* _Task goal_: Output the data below in full, character for character.

(Lines of data)
- - - - - - -
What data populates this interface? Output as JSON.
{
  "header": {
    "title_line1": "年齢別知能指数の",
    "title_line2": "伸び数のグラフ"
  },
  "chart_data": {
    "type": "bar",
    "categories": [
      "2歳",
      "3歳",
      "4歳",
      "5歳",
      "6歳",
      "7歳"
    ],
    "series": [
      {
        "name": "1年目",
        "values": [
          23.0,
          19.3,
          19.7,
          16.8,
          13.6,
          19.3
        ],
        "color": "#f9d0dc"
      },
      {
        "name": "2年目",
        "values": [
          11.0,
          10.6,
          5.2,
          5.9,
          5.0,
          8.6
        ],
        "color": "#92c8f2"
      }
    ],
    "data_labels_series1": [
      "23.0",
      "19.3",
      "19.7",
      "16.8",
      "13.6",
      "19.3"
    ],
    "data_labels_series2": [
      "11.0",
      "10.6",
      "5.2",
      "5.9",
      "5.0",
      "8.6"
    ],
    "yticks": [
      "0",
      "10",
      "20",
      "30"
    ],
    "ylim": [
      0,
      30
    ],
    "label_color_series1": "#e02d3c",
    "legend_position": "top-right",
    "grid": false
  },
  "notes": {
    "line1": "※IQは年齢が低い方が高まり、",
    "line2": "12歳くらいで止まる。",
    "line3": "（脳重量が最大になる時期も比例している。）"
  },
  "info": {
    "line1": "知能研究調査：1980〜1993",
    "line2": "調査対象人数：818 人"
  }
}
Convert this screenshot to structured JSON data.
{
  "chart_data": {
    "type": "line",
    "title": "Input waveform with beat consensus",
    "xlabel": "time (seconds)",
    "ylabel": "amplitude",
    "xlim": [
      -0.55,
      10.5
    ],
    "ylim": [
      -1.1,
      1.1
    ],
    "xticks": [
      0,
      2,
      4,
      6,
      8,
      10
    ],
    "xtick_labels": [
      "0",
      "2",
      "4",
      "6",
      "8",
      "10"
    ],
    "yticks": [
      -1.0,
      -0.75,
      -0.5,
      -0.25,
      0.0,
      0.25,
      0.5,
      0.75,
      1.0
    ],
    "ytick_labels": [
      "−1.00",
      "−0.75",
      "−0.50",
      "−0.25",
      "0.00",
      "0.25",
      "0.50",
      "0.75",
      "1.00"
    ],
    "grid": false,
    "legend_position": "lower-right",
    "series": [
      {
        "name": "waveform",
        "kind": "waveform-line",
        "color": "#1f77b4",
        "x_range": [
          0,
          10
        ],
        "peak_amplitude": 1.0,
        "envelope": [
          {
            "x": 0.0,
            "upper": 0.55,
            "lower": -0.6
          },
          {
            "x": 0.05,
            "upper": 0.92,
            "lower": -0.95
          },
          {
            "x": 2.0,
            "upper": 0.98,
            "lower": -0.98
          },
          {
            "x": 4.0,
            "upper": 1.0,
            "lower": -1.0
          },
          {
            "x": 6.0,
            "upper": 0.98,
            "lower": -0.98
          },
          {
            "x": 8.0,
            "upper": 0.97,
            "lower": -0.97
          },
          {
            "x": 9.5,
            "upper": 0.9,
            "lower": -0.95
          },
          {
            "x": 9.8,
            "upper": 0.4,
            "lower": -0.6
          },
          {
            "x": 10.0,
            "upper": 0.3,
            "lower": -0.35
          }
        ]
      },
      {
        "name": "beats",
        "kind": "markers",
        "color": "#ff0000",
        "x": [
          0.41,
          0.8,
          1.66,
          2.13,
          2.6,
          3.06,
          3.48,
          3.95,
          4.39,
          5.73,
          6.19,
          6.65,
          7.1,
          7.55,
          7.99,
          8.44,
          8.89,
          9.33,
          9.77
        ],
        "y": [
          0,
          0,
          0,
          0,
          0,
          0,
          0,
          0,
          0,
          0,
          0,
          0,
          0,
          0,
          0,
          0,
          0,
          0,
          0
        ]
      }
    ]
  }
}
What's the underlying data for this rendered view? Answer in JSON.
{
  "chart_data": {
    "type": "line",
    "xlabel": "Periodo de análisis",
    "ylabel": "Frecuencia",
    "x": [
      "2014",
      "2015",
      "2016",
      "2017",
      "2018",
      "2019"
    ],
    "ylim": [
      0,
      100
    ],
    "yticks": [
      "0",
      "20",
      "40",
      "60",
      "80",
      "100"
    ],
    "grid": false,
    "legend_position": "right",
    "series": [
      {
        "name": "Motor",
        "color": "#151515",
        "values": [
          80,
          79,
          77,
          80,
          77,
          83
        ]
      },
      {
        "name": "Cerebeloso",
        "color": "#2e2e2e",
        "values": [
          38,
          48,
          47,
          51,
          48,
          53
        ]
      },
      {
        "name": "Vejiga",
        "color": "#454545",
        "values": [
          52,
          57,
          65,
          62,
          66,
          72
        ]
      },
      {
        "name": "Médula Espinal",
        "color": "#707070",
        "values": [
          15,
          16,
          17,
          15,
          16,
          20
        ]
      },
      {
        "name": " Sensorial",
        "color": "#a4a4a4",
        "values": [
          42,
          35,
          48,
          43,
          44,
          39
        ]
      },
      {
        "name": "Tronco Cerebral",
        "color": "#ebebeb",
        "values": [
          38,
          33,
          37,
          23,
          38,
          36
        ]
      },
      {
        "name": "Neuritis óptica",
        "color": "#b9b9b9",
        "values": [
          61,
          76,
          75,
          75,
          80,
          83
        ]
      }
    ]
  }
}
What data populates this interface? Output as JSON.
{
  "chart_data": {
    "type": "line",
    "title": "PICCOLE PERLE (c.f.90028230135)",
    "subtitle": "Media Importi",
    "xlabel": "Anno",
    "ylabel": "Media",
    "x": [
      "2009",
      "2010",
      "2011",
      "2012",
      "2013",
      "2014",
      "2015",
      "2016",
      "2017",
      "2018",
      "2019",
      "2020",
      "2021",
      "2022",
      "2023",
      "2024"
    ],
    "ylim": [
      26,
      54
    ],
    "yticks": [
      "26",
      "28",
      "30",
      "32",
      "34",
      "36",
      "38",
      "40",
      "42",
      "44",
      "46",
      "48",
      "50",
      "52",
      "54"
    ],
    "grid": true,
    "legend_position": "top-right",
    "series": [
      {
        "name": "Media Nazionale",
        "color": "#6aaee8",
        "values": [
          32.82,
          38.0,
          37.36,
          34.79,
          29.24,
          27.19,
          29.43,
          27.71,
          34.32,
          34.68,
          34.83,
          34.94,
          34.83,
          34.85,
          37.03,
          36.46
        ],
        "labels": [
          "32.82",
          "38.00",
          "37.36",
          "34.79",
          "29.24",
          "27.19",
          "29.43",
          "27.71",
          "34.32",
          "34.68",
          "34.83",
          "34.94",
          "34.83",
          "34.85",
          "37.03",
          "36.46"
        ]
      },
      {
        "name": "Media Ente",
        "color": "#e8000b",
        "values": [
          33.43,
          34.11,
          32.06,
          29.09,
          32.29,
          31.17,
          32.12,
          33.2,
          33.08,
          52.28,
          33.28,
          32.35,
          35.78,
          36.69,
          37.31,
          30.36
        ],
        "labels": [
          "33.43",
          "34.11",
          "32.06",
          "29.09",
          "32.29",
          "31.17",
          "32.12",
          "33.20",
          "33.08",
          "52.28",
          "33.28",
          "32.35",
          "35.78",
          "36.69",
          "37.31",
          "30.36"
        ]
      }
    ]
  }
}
- - - - - - -
* _Response to the task_:
What data populates this interface? Output as JSON.
{
  "header": {
    "title_line1": "年齢別知能指数の",
    "title_line2": "伸び数のグラフ"
  },
  "chart_data": {
    "type": "bar",
    "categories": [
      "2歳",
      "3歳",
      "4歳",
      "5歳",
      "6歳",
      "7歳"
    ],
    "series": [
      {
        "name": "1年目",
        "values": [
          23.0,
          19.3,
          19.7,
          16.8,
          13.6,
          19.3
        ],
        "color": "#f9d0dc"
      },
      {
        "name": "2年目",
        "values": [
          11.0,
          10.6,
          5.2,
          5.9,
          5.0,
          8.6
        ],
        "color": "#92c8f2"
      }
    ],
    "data_labels_series1": [
      "23.0",
      "19.3",
      "19.7",
      "16.8",
      "13.6",
      "19.3"
    ],
    "data_labels_series2": [
      "11.0",
      "10.6",
      "5.2",
      "5.9",
      "5.0",
      "8.6"
    ],
    "yticks": [
      "0",
      "10",
      "20",
      "30"
    ],
    "ylim": [
      0,
      30
    ],
    "label_color_series1": "#e02d3c",
    "legend_position": "top-right",
    "grid": false
  },
  "notes": {
    "line1": "※IQは年齢が低い方が高まり、",
    "line2": "12歳くらいで止まる。",
    "line3": "（脳重量が最大になる時期も比例している。）"
  },
  "info": {
    "line1": "知能研究調査：1980〜1993",
    "line2": "調査対象人数：818 人"
  }
}
Convert this screenshot to structured JSON data.
{
  "chart_data": {
    "type": "line",
    "title": "Input waveform with beat consensus",
    "xlabel": "time (seconds)",
    "ylabel": "amplitude",
    "xlim": [
      -0.55,
      10.5
    ],
    "ylim": [
      -1.1,
      1.1
    ],
    "xticks": [
      0,
      2,
      4,
      6,
      8,
      10
    ],
    "xtick_labels": [
      "0",
      "2",
      "4",
      "6",
      "8",
      "10"
    ],
    "yticks": [
      -1.0,
      -0.75,
      -0.5,
      -0.25,
      0.0,
      0.25,
      0.5,
      0.75,
      1.0
    ],
    "ytick_labels": [
      "−1.00",
      "−0.75",
      "−0.50",
      "−0.25",
      "0.00",
      "0.25",
      "0.50",
      "0.75",
      "1.00"
    ],
    "grid": false,
    "legend_position": "lower-right",
    "series": [
      {
        "name": "waveform",
        "kind": "waveform-line",
        "color": "#1f77b4",
        "x_range": [
          0,
          10
        ],
        "peak_amplitude": 1.0,
        "envelope": [
          {
            "x": 0.0,
            "upper": 0.55,
            "lower": -0.6
          },
          {
            "x": 0.05,
            "upper": 0.92,
            "lower": -0.95
          },
          {
            "x": 2.0,
            "upper": 0.98,
            "lower": -0.98
          },
          {
            "x": 4.0,
            "upper": 1.0,
            "lower": -1.0
          },
          {
            "x": 6.0,
            "upper": 0.98,
            "lower": -0.98
          },
          {
            "x": 8.0,
            "upper": 0.97,
            "lower": -0.97
          },
          {
            "x": 9.5,
            "upper": 0.9,
            "lower": -0.95
          },
          {
            "x": 9.8,
            "upper": 0.4,
            "lower": -0.6
          },
          {
            "x": 10.0,
            "upper": 0.3,
            "lower": -0.35
          }
        ]
      },
      {
        "name": "beats",
        "kind": "markers",
        "color": "#ff0000",
        "x": [
          0.41,
          0.8,
          1.66,
          2.13,
          2.6,
          3.06,
          3.48,
          3.95,
          4.39,
          5.73,
          6.19,
          6.65,
          7.1,
          7.55,
          7.99,
          8.44,
          8.89,
          9.33,
          9.77
        ],
        "y": [
          0,
          0,
          0,
          0,
          0,
          0,
          0,
          0,
          0,
          0,
          0,
          0,
          0,
          0,
          0,
          0,
          0,
          0,
          0
        ]
      }
    ]
  }
}
What's the underlying data for this rendered view? Answer in JSON.
{
  "chart_data": {
    "type": "line",
    "xlabel": "Periodo de análisis",
    "ylabel": "Frecuencia",
    "x": [
      "2014",
      "2015",
      "2016",
      "2017",
      "2018",
      "2019"
    ],
    "ylim": [
      0,
      100
    ],
    "yticks": [
      "0",
      "20",
      "40",
      "60",
      "80",
      "100"
    ],
    "grid": false,
    "legend_position": "right",
    "series": [
      {
        "name": "Motor",
        "color": "#151515",
        "values": [
          80,
          79,
          77,
          80,
          77,
          83
        ]
      },
      {
        "name": "Cerebeloso",
        "color": "#2e2e2e",
        "values": [
          38,
          48,
          47,
          51,
          48,
          53
        ]
      },
      {
        "name": "Vejiga",
        "color": "#454545",
        "values": [
          52,
          57,
          65,
          62,
          66,
          72
        ]
      },
      {
        "name": "Médula Espinal",
        "color": "#707070",
        "values": [
          15,
          16,
          17,
          15,
          16,
          20
        ]
      },
      {
        "name": " Sensorial",
        "color": "#a4a4a4",
        "values": [
          42,
          35,
          48,
          43,
          44,
          39
        ]
      },
      {
        "name": "Tronco Cerebral",
        "color": "#ebebeb",
        "values": [
          38,
          33,
          37,
          23,
          38,
          36
        ]
      },
      {
        "name": "Neuritis óptica",
        "color": "#b9b9b9",
        "values": [
          61,
          76,
          75,
          75,
          80,
          83
        ]
      }
    ]
  }
}
What data populates this interface? Output as JSON.
{
  "chart_data": {
    "type": "line",
    "title": "PICCOLE PERLE (c.f.90028230135)",
    "subtitle": "Media Importi",
    "xlabel": "Anno",
    "ylabel": "Media",
    "x": [
      "2009",
      "2010",
      "2011",
      "2012",
      "2013",
      "2014",
      "2015",
      "2016",
      "2017",
      "2018",
      "2019",
      "2020",
      "2021",
      "2022",
      "2023",
      "2024"
    ],
    "ylim": [
      26,
      54
    ],
    "yticks": [
      "26",
      "28",
      "30",
      "32",
      "34",
      "36",
      "38",
      "40",
      "42",
      "44",
      "46",
      "48",
      "50",
      "52",
      "54"
    ],
    "grid": true,
    "legend_position": "top-right",
    "series": [
      {
        "name": "Media Nazionale",
        "color": "#6aaee8",
        "values": [
          32.82,
          38.0,
          37.36,
          34.79,
          29.24,
          27.19,
          29.43,
          27.71,
          34.32,
          34.68,
          34.83,
          34.94,
          34.83,
          34.85,
          37.03,
          36.46
        ],
        "labels": [
          "32.82",
          "38.00",
          "37.36",
          "34.79",
          "29.24",
          "27.19",
          "29.43",
          "27.71",
          "34.32",
          "34.68",
          "34.83",
          "34.94",
          "34.83",
          "34.85",
          "37.03",
          "36.46"
        ]
      },
      {
        "name": "Media Ente",
        "color": "#e8000b",
        "values": [
          33.43,
          34.11,
          32.06,
          29.09,
          32.29,
          31.17,
          32.12,
          33.2,
          33.08,
          52.28,
          33.28,
          32.35,
          35.78,
          36.69,
          37.31,
          30.36
        ],
        "labels": [
          "33.43",
          "34.11",
          "32.06",
          "29.09",
          "32.29",
          "31.17",
          "32.12",
          "33.20",
          "33.08",
          "52.28",
          "33.28",
          "32.35",
          "35.78",
          "36.69",
          "37.31",
          "30.36"
        ]
      }
    ]
  }
}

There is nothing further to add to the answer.